What you will do
From the listing below, extract each line containing the string "Pythia".

(Figure data in JSON)

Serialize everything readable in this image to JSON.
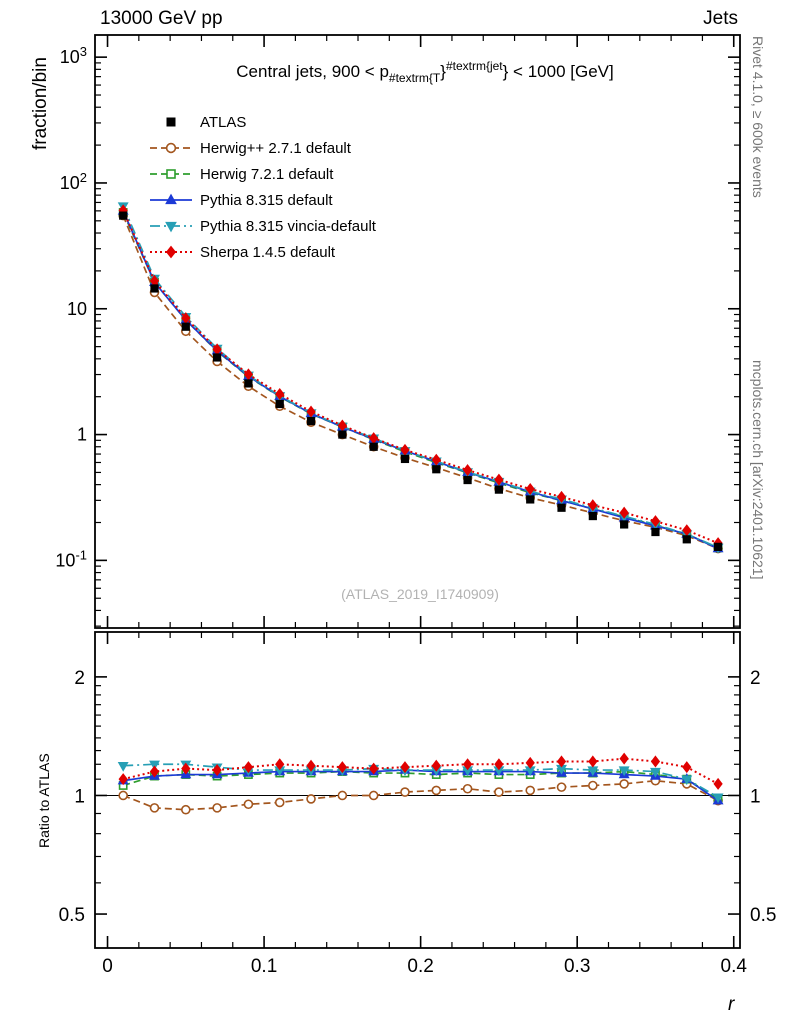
{
  "header": {
    "left": "13000 GeV pp",
    "right": "Jets"
  },
  "side_notes": {
    "top": "Rivet 4.1.0, ≥ 600k events",
    "bottom": "mcplots.cern.ch [arXiv:2401.10621]"
  },
  "watermark": "(ATLAS_2019_I1740909)",
  "chart_data": {
    "type": "line",
    "title_segments": [
      {
        "t": "Central jets, 900 < p",
        "style": "base"
      },
      {
        "t": "#textrm{T",
        "style": "sub"
      },
      {
        "t": "}",
        "style": "base"
      },
      {
        "t": "#textrm{jet",
        "style": "sup"
      },
      {
        "t": "} < 1000 [GeV]",
        "style": "base"
      }
    ],
    "xlabel": "r",
    "xlim": [
      -0.008,
      0.404
    ],
    "xticks": [
      0,
      0.1,
      0.2,
      0.3,
      0.4
    ],
    "x_minor_step": 0.02,
    "main_panel": {
      "ylabel": "fraction/bin",
      "yscale": "log",
      "ylim": [
        0.029,
        1500
      ],
      "ytick_exponents": [
        -1,
        0,
        1,
        2,
        3
      ]
    },
    "ratio_panel": {
      "ylabel": "Ratio to ATLAS",
      "yscale": "log",
      "ylim": [
        0.41,
        2.6
      ],
      "yticks": [
        0.5,
        1,
        2
      ],
      "yminors": [
        0.6,
        0.7,
        0.8,
        0.9,
        1.1,
        1.2,
        1.3,
        1.4,
        1.5,
        1.6,
        1.7,
        1.8,
        1.9
      ]
    },
    "x": [
      0.01,
      0.03,
      0.05,
      0.07,
      0.09,
      0.11,
      0.13,
      0.15,
      0.17,
      0.19,
      0.21,
      0.23,
      0.25,
      0.27,
      0.29,
      0.31,
      0.33,
      0.35,
      0.37,
      0.39
    ],
    "reference": {
      "name": "ATLAS",
      "color": "#000000",
      "marker": "square",
      "fill": "solid",
      "values": [
        55,
        14.5,
        7.2,
        4.1,
        2.55,
        1.75,
        1.28,
        1.0,
        0.8,
        0.64,
        0.53,
        0.435,
        0.365,
        0.305,
        0.262,
        0.225,
        0.193,
        0.168,
        0.147,
        0.128
      ]
    },
    "series": [
      {
        "name": "Herwig++ 2.7.1 default",
        "color": "#a3561e",
        "marker": "circle",
        "fill": "open",
        "linestyle": "dashed",
        "ratio": [
          1.0,
          0.93,
          0.92,
          0.93,
          0.95,
          0.96,
          0.98,
          1.0,
          1.0,
          1.02,
          1.03,
          1.04,
          1.02,
          1.03,
          1.05,
          1.06,
          1.07,
          1.09,
          1.07,
          0.97
        ]
      },
      {
        "name": "Herwig 7.2.1 default",
        "color": "#2e9e2e",
        "marker": "square",
        "fill": "open",
        "linestyle": "dashed",
        "ratio": [
          1.06,
          1.12,
          1.13,
          1.12,
          1.13,
          1.14,
          1.14,
          1.15,
          1.14,
          1.14,
          1.13,
          1.14,
          1.13,
          1.13,
          1.14,
          1.14,
          1.15,
          1.13,
          1.1,
          0.98
        ]
      },
      {
        "name": "Pythia 8.315 default",
        "color": "#1c3ad6",
        "marker": "triangle-up",
        "fill": "solid",
        "linestyle": "solid",
        "ratio": [
          1.09,
          1.12,
          1.13,
          1.13,
          1.14,
          1.15,
          1.15,
          1.15,
          1.15,
          1.16,
          1.15,
          1.15,
          1.15,
          1.15,
          1.14,
          1.14,
          1.13,
          1.12,
          1.1,
          0.97
        ]
      },
      {
        "name": "Pythia 8.315 vincia-default",
        "color": "#279fb5",
        "marker": "triangle-down",
        "fill": "solid",
        "linestyle": "dashdot",
        "ratio": [
          1.19,
          1.2,
          1.2,
          1.18,
          1.16,
          1.16,
          1.16,
          1.16,
          1.17,
          1.16,
          1.16,
          1.16,
          1.16,
          1.16,
          1.17,
          1.16,
          1.16,
          1.15,
          1.1,
          0.99
        ]
      },
      {
        "name": "Sherpa 1.4.5 default",
        "color": "#e00000",
        "marker": "diamond",
        "fill": "solid",
        "linestyle": "dotted",
        "ratio": [
          1.1,
          1.15,
          1.17,
          1.16,
          1.18,
          1.2,
          1.19,
          1.18,
          1.17,
          1.18,
          1.19,
          1.2,
          1.2,
          1.21,
          1.22,
          1.22,
          1.24,
          1.22,
          1.18,
          1.07
        ]
      }
    ]
  }
}
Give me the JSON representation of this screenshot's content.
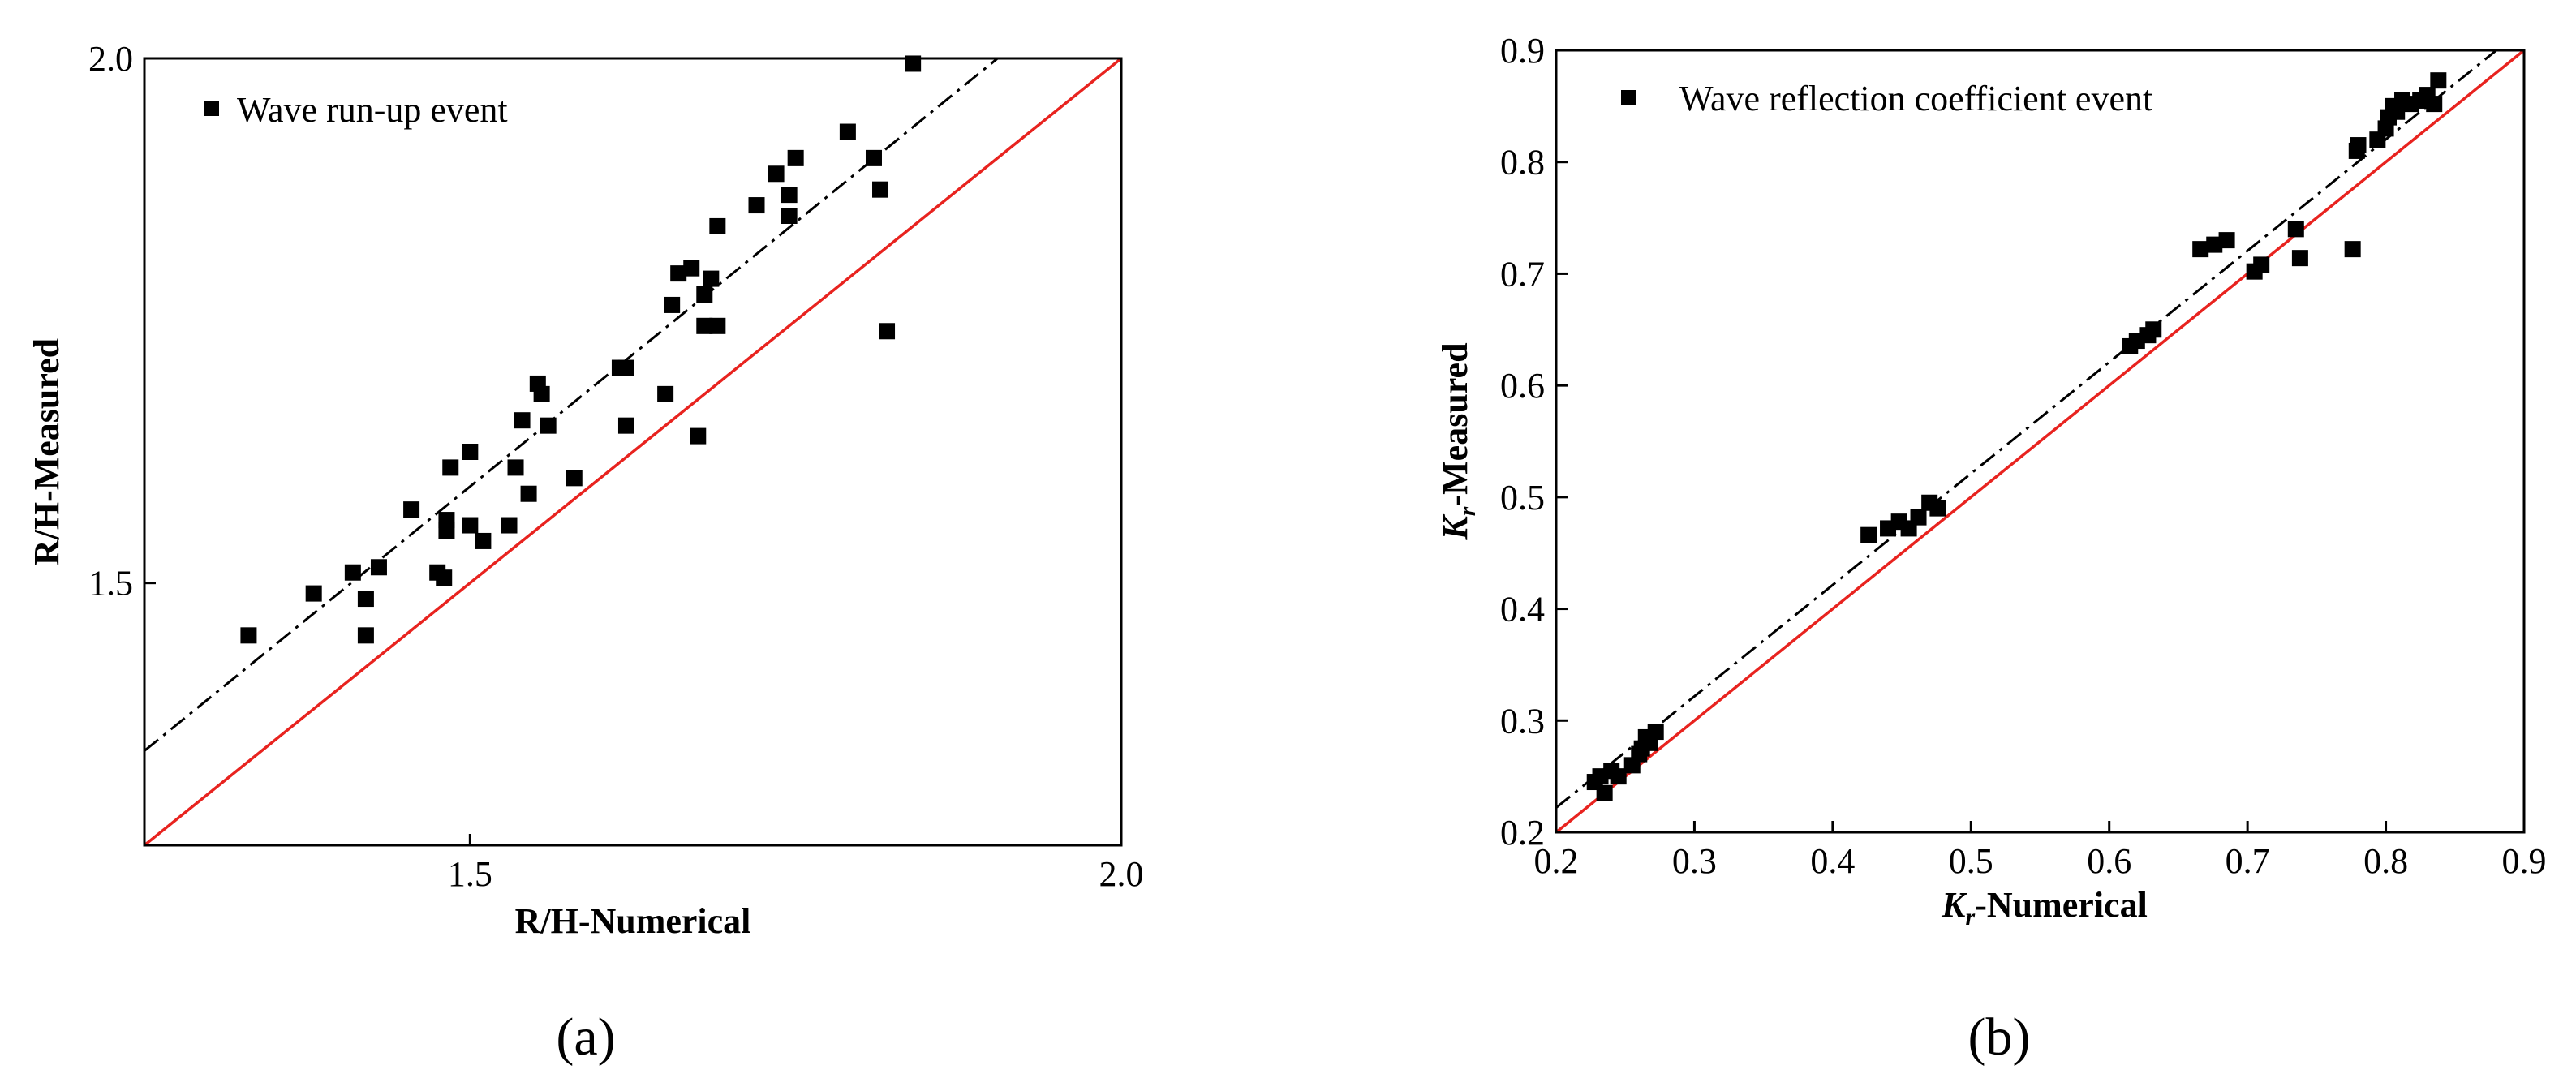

Written response
        "name": "Pythia 8.315 default",
        "name": "Pythia 8.315 vincia-default",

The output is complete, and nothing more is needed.